→ **What you need to do**
Will you give every entry again exactly as it stands?

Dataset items
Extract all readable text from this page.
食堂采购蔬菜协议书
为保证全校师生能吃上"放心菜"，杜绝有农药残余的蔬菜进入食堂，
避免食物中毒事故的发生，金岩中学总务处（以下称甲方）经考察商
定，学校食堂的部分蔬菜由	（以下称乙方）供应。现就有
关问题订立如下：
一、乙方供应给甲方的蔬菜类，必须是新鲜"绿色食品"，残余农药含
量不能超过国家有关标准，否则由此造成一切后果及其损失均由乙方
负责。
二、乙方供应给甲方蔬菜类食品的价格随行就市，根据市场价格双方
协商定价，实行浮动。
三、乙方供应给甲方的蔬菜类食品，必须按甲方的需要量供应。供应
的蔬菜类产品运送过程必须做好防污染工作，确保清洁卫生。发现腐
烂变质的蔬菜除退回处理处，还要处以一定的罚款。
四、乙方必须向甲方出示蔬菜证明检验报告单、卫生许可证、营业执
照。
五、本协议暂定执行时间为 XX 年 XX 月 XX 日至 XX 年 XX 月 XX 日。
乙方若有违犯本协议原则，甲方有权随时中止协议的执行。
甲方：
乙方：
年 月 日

→ **Written reply**
Extract all readable text from this page.
食堂采购蔬菜协议书
为保证全校师生能吃上"放心菜"，杜绝有农药残余的蔬菜进入食堂，
避免食物中毒事故的发生，金岩中学总务处（以下称甲方）经考察商
定，学校食堂的部分蔬菜由	（以下称乙方）供应。现就有
关问题订立如下：
一、乙方供应给甲方的蔬菜类，必须是新鲜"绿色食品"，残余农药含
量不能超过国家有关标准，否则由此造成一切后果及其损失均由乙方
负责。
二、乙方供应给甲方蔬菜类食品的价格随行就市，根据市场价格双方
协商定价，实行浮动。
三、乙方供应给甲方的蔬菜类食品，必须按甲方的需要量供应。供应
的蔬菜类产品运送过程必须做好防污染工作，确保清洁卫生。发现腐
烂变质的蔬菜除退回处理处，还要处以一定的罚款。
四、乙方必须向甲方出示蔬菜证明检验报告单、卫生许可证、营业执
照。
五、本协议暂定执行时间为 XX 年 XX 月 XX 日至 XX 年 XX 月 XX 日。
乙方若有违犯本协议原则，甲方有权随时中止协议的执行。
甲方：
乙方：
年 月 日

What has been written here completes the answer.